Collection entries
===

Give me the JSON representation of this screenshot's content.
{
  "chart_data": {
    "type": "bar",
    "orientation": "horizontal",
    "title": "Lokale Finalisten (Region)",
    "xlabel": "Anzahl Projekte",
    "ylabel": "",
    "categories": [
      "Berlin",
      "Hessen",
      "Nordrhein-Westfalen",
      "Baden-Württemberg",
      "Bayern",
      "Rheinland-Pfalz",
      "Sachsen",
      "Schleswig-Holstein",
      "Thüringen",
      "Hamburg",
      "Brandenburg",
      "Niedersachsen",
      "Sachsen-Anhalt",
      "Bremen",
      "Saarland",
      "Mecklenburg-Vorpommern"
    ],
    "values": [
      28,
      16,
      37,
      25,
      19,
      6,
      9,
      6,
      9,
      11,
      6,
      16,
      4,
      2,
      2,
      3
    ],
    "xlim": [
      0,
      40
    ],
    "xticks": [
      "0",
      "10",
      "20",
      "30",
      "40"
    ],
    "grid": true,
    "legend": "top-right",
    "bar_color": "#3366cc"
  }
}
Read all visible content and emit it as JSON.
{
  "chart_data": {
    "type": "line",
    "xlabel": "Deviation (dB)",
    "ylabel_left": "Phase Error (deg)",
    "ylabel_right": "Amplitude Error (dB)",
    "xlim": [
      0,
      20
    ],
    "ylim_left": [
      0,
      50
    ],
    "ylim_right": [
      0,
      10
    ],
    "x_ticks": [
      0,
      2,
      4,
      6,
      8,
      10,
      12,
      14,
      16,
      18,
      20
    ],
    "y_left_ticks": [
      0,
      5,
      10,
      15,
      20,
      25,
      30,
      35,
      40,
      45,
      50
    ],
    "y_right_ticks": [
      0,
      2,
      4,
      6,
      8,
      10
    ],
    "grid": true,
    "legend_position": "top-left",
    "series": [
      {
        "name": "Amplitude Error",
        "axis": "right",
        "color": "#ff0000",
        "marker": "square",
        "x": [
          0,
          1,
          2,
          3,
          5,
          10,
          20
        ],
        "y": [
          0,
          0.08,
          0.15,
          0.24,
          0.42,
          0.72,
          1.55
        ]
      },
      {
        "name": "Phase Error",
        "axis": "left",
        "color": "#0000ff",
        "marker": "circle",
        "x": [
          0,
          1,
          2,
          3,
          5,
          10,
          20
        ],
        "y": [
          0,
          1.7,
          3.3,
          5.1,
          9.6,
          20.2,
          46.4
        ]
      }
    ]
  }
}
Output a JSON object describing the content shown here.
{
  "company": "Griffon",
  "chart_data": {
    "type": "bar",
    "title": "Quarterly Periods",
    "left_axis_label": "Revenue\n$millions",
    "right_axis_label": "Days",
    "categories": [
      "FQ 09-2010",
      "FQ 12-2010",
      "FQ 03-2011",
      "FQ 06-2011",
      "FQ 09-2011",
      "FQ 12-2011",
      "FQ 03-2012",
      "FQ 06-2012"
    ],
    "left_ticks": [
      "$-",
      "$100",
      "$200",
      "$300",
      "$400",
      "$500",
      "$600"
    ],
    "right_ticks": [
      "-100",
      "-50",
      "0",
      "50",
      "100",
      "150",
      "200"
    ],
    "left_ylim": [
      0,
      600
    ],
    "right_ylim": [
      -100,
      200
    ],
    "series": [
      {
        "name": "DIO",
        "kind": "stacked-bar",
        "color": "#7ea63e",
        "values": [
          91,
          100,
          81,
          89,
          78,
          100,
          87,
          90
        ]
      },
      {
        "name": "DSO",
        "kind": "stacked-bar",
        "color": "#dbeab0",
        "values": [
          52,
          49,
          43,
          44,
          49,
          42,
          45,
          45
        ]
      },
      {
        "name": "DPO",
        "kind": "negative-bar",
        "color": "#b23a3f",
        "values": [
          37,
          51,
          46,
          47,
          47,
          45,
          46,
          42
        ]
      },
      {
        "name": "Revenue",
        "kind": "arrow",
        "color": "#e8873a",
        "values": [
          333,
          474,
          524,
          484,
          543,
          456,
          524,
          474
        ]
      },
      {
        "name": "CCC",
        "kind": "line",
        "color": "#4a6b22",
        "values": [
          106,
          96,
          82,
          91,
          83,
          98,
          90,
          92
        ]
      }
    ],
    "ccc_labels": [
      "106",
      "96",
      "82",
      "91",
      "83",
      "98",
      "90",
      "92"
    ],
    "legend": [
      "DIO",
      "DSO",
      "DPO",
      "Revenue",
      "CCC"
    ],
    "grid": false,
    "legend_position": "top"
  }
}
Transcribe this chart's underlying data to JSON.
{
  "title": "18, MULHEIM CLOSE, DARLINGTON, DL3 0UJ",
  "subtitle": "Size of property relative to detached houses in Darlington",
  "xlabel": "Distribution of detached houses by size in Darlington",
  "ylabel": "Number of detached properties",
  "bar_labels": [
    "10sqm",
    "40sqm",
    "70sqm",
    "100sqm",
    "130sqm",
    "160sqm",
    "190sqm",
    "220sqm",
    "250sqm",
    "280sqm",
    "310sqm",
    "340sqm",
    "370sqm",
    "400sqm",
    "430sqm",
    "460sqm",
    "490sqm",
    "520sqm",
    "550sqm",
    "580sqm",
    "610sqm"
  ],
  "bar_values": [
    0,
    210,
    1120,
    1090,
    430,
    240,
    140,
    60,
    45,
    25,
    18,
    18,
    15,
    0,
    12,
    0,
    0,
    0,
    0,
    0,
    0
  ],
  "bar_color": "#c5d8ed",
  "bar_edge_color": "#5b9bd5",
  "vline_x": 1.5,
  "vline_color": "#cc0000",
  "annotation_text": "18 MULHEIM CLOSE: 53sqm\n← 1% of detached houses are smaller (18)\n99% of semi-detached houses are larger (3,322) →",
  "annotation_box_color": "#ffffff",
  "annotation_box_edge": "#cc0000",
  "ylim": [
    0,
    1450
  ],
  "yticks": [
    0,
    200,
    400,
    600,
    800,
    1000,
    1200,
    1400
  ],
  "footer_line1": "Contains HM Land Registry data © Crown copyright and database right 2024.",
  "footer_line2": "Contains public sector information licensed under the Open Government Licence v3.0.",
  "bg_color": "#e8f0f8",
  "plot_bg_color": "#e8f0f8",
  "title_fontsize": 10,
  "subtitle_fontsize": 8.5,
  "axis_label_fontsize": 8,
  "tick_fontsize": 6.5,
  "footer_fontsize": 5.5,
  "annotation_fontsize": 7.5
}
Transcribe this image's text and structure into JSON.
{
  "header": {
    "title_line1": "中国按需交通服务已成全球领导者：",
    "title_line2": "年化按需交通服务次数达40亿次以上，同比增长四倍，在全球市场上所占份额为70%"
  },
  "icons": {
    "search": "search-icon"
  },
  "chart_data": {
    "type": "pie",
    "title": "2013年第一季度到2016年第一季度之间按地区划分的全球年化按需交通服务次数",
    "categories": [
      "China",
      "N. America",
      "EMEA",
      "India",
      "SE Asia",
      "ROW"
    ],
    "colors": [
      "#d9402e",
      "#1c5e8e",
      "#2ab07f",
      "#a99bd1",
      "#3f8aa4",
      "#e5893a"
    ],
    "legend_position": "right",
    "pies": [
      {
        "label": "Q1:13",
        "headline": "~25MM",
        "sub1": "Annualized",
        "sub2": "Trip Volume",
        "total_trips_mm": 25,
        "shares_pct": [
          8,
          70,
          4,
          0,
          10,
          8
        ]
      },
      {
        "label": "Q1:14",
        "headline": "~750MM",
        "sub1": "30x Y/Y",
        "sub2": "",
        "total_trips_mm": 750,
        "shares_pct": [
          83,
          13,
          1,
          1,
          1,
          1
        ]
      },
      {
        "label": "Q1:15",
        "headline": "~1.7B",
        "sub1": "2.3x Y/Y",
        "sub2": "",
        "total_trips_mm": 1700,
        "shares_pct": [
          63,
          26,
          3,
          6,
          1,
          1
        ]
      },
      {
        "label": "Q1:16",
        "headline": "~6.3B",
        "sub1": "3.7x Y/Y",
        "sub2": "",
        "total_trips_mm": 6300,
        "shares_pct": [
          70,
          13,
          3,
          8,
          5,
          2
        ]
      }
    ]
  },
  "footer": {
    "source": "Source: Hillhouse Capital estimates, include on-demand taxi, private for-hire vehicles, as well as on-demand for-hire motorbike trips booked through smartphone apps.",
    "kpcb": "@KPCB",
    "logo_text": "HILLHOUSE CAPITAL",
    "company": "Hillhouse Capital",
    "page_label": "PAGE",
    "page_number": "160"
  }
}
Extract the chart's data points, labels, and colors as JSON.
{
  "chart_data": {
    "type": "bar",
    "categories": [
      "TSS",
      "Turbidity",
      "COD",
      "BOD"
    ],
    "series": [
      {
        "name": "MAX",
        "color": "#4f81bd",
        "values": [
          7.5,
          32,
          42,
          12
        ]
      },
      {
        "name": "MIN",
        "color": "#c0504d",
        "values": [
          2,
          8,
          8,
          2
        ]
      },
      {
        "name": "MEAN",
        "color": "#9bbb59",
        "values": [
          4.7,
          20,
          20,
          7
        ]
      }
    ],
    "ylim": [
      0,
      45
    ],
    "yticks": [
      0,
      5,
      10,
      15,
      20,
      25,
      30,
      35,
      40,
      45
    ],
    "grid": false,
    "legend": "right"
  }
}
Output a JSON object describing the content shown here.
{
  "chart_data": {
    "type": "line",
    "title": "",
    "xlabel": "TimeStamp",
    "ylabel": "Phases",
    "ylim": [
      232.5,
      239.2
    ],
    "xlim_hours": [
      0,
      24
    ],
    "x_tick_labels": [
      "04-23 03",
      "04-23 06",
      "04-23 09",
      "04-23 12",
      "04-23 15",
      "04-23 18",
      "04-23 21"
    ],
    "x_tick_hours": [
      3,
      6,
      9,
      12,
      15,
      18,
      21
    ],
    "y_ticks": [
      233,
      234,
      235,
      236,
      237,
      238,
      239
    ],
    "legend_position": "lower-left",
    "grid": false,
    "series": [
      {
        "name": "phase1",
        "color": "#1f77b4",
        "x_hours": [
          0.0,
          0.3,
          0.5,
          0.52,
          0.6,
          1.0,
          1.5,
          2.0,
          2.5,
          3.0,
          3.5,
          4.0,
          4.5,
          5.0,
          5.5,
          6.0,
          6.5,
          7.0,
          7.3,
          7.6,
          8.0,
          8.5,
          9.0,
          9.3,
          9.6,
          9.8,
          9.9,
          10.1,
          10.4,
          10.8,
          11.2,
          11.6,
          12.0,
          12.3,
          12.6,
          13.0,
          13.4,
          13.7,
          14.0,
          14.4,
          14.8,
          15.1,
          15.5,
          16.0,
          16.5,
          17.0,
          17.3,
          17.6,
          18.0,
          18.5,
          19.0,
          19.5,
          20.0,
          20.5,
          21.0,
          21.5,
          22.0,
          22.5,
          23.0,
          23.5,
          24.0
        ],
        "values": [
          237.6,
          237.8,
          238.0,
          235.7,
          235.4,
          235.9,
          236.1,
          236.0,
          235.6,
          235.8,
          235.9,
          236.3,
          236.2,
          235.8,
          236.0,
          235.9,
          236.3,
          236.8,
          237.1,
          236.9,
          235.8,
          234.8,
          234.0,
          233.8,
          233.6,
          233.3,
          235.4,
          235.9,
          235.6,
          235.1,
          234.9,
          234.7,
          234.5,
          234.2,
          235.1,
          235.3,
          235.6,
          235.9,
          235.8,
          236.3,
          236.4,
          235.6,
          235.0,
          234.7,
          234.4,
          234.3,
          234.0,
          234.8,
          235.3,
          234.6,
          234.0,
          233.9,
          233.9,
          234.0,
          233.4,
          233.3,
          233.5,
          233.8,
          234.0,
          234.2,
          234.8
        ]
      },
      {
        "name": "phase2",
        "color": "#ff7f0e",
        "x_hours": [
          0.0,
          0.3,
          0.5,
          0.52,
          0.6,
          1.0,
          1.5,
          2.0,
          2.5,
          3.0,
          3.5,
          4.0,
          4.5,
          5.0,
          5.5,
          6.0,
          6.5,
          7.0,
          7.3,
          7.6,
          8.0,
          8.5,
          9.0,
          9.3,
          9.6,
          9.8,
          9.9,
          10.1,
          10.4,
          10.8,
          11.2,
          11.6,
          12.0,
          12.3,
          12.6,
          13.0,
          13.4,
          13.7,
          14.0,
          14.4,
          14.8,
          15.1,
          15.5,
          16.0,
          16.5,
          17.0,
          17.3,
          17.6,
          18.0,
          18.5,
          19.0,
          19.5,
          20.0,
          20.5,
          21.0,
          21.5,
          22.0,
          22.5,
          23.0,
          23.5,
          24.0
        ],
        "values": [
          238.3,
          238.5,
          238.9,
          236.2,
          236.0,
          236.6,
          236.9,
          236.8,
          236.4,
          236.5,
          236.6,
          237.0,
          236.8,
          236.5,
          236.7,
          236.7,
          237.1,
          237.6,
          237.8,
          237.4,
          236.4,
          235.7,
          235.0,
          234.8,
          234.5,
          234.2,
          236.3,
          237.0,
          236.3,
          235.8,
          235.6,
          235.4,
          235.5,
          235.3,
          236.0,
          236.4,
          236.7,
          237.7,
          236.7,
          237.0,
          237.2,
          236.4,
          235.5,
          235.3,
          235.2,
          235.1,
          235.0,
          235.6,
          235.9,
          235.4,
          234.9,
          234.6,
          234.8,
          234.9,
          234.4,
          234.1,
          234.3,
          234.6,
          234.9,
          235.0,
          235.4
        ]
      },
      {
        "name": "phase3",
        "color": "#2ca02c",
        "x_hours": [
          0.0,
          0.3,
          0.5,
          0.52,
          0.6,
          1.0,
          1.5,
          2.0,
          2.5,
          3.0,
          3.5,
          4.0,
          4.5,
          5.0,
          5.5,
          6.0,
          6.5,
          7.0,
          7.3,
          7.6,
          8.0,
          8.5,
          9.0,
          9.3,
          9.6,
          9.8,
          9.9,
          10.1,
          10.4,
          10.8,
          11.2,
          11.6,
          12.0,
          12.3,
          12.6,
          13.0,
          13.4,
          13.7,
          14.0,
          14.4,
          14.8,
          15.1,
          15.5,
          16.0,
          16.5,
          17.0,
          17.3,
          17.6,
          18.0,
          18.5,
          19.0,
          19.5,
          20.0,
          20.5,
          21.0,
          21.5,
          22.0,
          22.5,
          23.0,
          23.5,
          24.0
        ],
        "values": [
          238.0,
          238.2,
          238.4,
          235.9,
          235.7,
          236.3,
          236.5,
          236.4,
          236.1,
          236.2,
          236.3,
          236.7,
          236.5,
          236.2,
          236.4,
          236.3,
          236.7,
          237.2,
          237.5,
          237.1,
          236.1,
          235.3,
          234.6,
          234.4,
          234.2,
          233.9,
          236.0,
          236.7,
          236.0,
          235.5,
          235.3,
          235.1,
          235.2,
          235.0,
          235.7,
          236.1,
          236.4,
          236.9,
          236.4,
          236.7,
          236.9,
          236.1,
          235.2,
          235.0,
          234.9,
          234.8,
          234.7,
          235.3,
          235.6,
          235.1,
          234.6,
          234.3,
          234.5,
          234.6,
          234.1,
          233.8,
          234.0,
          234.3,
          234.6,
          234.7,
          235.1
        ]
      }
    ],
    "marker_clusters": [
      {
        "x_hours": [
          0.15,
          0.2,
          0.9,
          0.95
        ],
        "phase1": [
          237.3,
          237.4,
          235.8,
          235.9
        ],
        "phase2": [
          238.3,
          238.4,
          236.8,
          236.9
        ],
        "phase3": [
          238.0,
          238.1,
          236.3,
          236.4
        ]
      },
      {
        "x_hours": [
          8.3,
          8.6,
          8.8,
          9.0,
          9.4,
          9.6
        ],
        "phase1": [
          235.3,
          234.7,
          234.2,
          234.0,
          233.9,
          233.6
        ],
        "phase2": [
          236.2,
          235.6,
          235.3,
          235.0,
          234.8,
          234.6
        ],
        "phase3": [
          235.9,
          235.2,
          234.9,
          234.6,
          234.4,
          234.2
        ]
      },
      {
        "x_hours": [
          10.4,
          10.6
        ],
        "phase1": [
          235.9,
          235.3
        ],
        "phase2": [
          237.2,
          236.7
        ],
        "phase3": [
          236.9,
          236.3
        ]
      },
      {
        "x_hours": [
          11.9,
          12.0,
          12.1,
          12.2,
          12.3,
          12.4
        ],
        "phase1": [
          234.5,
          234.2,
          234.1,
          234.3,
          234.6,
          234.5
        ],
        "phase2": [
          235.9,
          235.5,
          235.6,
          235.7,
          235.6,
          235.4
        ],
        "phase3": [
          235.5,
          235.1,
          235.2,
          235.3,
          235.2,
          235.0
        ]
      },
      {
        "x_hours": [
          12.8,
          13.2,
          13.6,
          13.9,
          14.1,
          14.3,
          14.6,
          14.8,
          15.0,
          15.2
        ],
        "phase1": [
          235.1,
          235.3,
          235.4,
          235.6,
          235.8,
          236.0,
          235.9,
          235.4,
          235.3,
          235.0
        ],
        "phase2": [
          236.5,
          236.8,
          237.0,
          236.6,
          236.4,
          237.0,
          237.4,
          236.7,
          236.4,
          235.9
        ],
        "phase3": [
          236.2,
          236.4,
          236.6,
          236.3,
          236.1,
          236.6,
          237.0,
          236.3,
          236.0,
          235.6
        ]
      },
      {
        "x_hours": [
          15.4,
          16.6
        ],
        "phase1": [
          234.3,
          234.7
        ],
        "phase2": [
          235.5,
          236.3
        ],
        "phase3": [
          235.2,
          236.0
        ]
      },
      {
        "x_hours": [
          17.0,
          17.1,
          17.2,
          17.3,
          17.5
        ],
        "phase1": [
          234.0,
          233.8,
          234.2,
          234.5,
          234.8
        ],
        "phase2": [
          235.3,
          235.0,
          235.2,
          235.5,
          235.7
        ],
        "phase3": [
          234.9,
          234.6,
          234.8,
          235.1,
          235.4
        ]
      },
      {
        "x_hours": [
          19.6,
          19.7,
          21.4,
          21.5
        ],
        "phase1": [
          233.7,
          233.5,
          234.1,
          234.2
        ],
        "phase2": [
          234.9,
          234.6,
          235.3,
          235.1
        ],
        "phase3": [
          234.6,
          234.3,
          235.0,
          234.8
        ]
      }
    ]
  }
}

===

Search the records above for "Transcribe". Copy each line where it is found.

*Exercise result*
Transcribe this chart's underlying data to JSON.
Transcribe this image's text and structure into JSON.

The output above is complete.